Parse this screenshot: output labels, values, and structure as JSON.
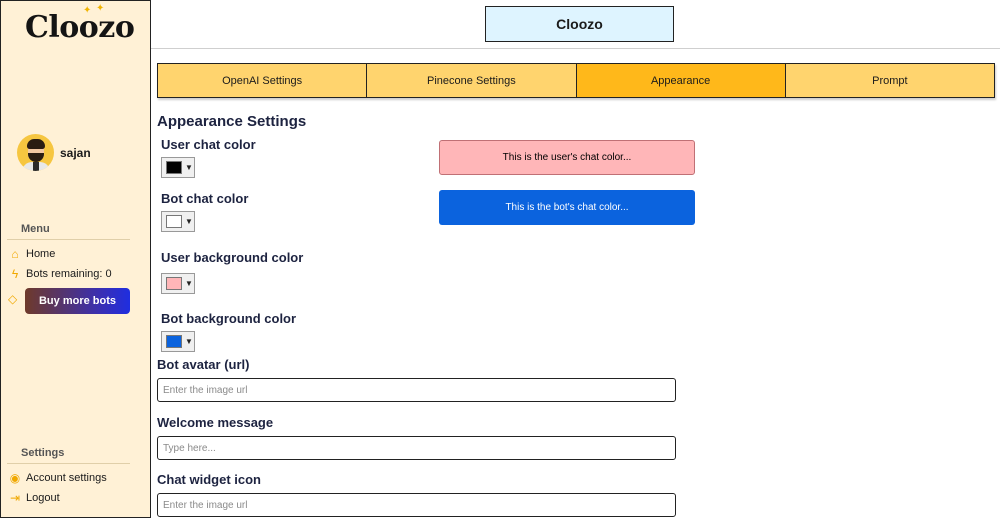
{
  "app": {
    "logo_text": "Cloozo",
    "title": "Cloozo"
  },
  "user": {
    "name": "sajan"
  },
  "sidebar": {
    "menu_label": "Menu",
    "items": [
      {
        "label": "Home",
        "icon": "home-icon"
      },
      {
        "label": "Bots remaining: 0",
        "icon": "lightning-icon"
      }
    ],
    "buy_button": "Buy more bots",
    "settings_label": "Settings",
    "settings_items": [
      {
        "label": "Account settings",
        "icon": "user-circle-icon"
      },
      {
        "label": "Logout",
        "icon": "logout-icon"
      }
    ]
  },
  "tabs": [
    {
      "label": "OpenAI Settings",
      "active": false
    },
    {
      "label": "Pinecone Settings",
      "active": false
    },
    {
      "label": "Appearance",
      "active": true
    },
    {
      "label": "Prompt",
      "active": false
    }
  ],
  "appearance": {
    "heading": "Appearance Settings",
    "user_chat_color": {
      "label": "User chat color",
      "value": "#000000"
    },
    "bot_chat_color": {
      "label": "Bot chat color",
      "value": "#ffffff"
    },
    "user_background_color": {
      "label": "User background color",
      "value": "#ffb6b8"
    },
    "bot_background_color": {
      "label": "Bot background color",
      "value": "#0b63de"
    },
    "user_preview": "This is the user's chat color...",
    "bot_preview": "This is the bot's chat color...",
    "bot_avatar": {
      "label": "Bot avatar (url)",
      "placeholder": "Enter the image url",
      "value": ""
    },
    "welcome_message": {
      "label": "Welcome message",
      "placeholder": "Type here...",
      "value": ""
    },
    "chat_widget_icon": {
      "label": "Chat widget icon",
      "placeholder": "Enter the image url",
      "value": ""
    }
  },
  "colors": {
    "sidebar_bg": "#fff1d6",
    "tab_bg": "#ffd46e",
    "tab_active_bg": "#ffb81a",
    "title_bg": "#def4ff",
    "accent": "#f0a800"
  }
}
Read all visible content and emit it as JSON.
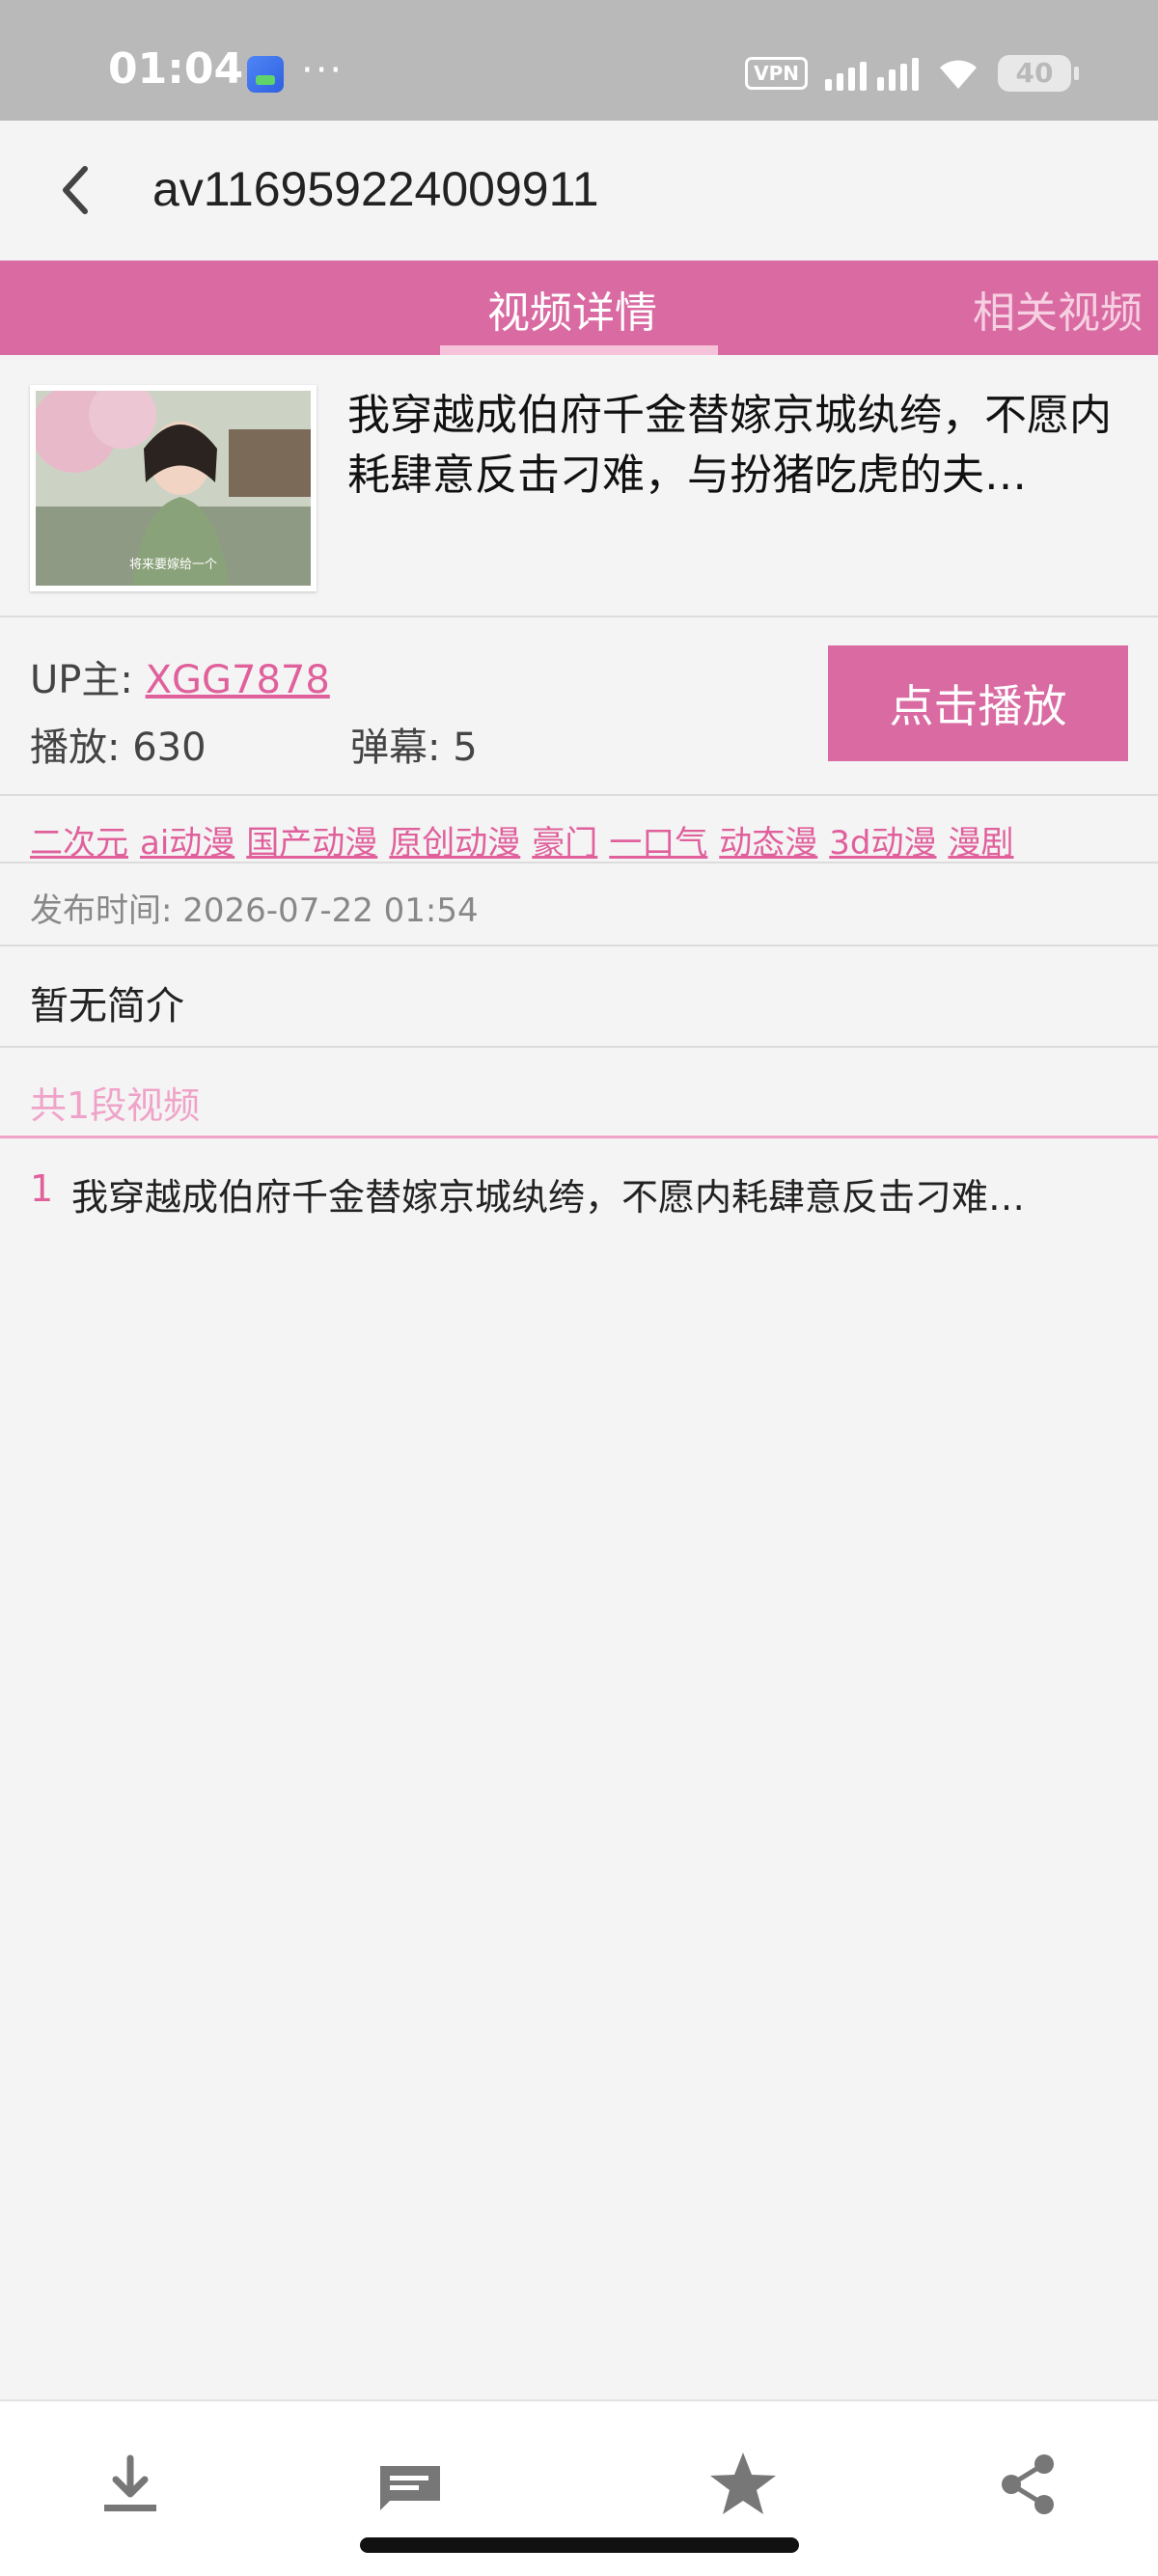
{
  "status_bar": {
    "time": "01:04",
    "more": "···",
    "vpn": "VPN",
    "battery": "40"
  },
  "header": {
    "title": "av116959224009911",
    "back_icon": "chevron-left-icon"
  },
  "tabs": [
    {
      "label": "视频详情",
      "active": true
    },
    {
      "label": "相关视频",
      "active": false
    }
  ],
  "video": {
    "title": "我穿越成伯府千金替嫁京城纨绔，不愿内耗肆意反击刁难，与扮猪吃虎的夫…",
    "thumbnail_caption": "将来要嫁给一个",
    "uploader_label": "UP主: ",
    "uploader_name": "XGG7878",
    "plays": "播放: 630",
    "danmaku": "弹幕: 5",
    "play_button": "点击播放",
    "tags": [
      "二次元",
      "ai动漫",
      "国产动漫",
      "原创动漫",
      "豪门",
      "一口气",
      "动态漫",
      "3d动漫",
      "漫剧"
    ],
    "publish_time": "发布时间: 2026-07-22 01:54",
    "description": "暂无简介",
    "segment_count": "共1段视频",
    "segments": [
      {
        "index": "1",
        "title": "我穿越成伯府千金替嫁京城纨绔，不愿内耗肆意反击刁难…"
      }
    ]
  },
  "bottom_nav": [
    {
      "icon": "download-icon"
    },
    {
      "icon": "comment-icon"
    },
    {
      "icon": "star-icon"
    },
    {
      "icon": "share-icon"
    }
  ],
  "colors": {
    "accent": "#d96ba2",
    "link": "#e0609c",
    "status_bar": "#b9b9b9"
  }
}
—————
• _Task instructions_: From the line containing "Read all visible content and emit it as JSON." through the last line of the material above, write out each line exactly, leaving aside all pictures.

• _The reply_:
Read all visible content and emit it as JSON.
{
  "status_bar": {
    "time": "01:04",
    "more": "···",
    "vpn": "VPN",
    "battery": "40"
  },
  "header": {
    "title": "av116959224009911",
    "back_icon": "chevron-left-icon"
  },
  "tabs": [
    {
      "label": "视频详情",
      "active": true
    },
    {
      "label": "相关视频",
      "active": false
    }
  ],
  "video": {
    "title": "我穿越成伯府千金替嫁京城纨绔，不愿内耗肆意反击刁难，与扮猪吃虎的夫…",
    "thumbnail_caption": "将来要嫁给一个",
    "uploader_label": "UP主: ",
    "uploader_name": "XGG7878",
    "plays": "播放: 630",
    "danmaku": "弹幕: 5",
    "play_button": "点击播放",
    "tags": [
      "二次元",
      "ai动漫",
      "国产动漫",
      "原创动漫",
      "豪门",
      "一口气",
      "动态漫",
      "3d动漫",
      "漫剧"
    ],
    "publish_time": "发布时间: 2026-07-22 01:54",
    "description": "暂无简介",
    "segment_count": "共1段视频",
    "segments": [
      {
        "index": "1",
        "title": "我穿越成伯府千金替嫁京城纨绔，不愿内耗肆意反击刁难…"
      }
    ]
  },
  "bottom_nav": [
    {
      "icon": "download-icon"
    },
    {
      "icon": "comment-icon"
    },
    {
      "icon": "star-icon"
    },
    {
      "icon": "share-icon"
    }
  ],
  "colors": {
    "accent": "#d96ba2",
    "link": "#e0609c",
    "status_bar": "#b9b9b9"
  }
}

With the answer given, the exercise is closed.